__Task brief__
From the records below, copy every line that contains the word "appears".

···

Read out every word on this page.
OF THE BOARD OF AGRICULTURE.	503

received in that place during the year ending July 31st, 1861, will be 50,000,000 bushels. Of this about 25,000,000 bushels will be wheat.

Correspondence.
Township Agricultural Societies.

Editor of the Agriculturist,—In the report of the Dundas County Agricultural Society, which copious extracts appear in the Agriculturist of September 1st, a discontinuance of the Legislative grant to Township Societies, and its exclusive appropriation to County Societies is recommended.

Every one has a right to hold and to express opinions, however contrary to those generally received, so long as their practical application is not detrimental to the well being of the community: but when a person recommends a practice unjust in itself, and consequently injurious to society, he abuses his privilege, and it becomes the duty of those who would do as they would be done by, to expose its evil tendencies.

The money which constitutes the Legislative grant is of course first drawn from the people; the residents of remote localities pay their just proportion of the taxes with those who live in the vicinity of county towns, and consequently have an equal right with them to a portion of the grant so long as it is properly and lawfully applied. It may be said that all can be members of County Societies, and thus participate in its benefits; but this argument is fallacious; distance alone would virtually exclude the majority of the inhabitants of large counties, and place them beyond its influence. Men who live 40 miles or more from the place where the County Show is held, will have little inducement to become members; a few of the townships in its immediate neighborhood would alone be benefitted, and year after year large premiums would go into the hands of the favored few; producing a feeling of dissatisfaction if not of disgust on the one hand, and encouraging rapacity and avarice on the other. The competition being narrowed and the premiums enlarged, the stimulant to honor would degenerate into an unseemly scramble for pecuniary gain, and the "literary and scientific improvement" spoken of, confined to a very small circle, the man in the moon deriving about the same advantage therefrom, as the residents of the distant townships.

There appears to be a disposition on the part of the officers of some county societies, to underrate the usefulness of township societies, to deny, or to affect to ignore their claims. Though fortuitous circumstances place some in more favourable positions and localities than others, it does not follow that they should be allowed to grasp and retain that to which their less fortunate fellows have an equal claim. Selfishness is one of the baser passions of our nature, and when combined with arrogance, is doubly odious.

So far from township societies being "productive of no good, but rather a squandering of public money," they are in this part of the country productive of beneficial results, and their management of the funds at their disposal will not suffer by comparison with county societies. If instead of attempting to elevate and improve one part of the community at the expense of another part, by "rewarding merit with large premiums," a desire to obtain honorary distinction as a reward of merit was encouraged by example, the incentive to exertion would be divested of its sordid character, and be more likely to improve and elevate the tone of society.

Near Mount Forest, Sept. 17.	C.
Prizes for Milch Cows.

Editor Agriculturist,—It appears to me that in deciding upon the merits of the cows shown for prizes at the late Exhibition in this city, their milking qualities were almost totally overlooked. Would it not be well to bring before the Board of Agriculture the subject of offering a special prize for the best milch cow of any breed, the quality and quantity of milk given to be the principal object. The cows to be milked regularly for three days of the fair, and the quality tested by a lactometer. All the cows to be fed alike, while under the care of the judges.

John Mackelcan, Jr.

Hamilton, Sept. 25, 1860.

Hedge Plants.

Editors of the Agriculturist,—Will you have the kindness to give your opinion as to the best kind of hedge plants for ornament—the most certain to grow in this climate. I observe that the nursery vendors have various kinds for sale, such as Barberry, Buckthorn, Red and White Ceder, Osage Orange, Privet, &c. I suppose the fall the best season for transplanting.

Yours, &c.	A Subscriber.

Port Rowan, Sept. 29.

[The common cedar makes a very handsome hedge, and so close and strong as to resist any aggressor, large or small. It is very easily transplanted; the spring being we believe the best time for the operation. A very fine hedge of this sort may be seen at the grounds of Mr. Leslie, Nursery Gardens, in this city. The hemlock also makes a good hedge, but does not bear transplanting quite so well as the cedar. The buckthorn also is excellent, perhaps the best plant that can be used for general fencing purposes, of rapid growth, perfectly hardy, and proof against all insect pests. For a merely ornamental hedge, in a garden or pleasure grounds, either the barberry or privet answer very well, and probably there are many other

···

__Result of the task__
There appears to be a disposition on the part of the officers of some county societies, to underrate the usefulness of township societies, to deny, or to affect to ignore their claims. Though fortuitous circumstances place some in more favourable positions and localities than others, it does not follow that they should be allowed to grasp and retain that to which their less fortunate fellows have an equal claim. Selfishness is one of the baser passions of our nature, and when combined with arrogance, is doubly odious.
Editor Agriculturist,—It appears to me that in deciding upon the merits of the cows shown for prizes at the late Exhibition in this city, their milking qualities were almost totally overlooked. Would it not be well to bring before the Board of Agriculture the subject of offering a special prize for the best milch cow of any breed, the quality and quantity of milk given to be the principal object. The cows to be milked regularly for three days of the fair, and the quality tested by a lactometer. All the cows to be fed alike, while under the care of the judges.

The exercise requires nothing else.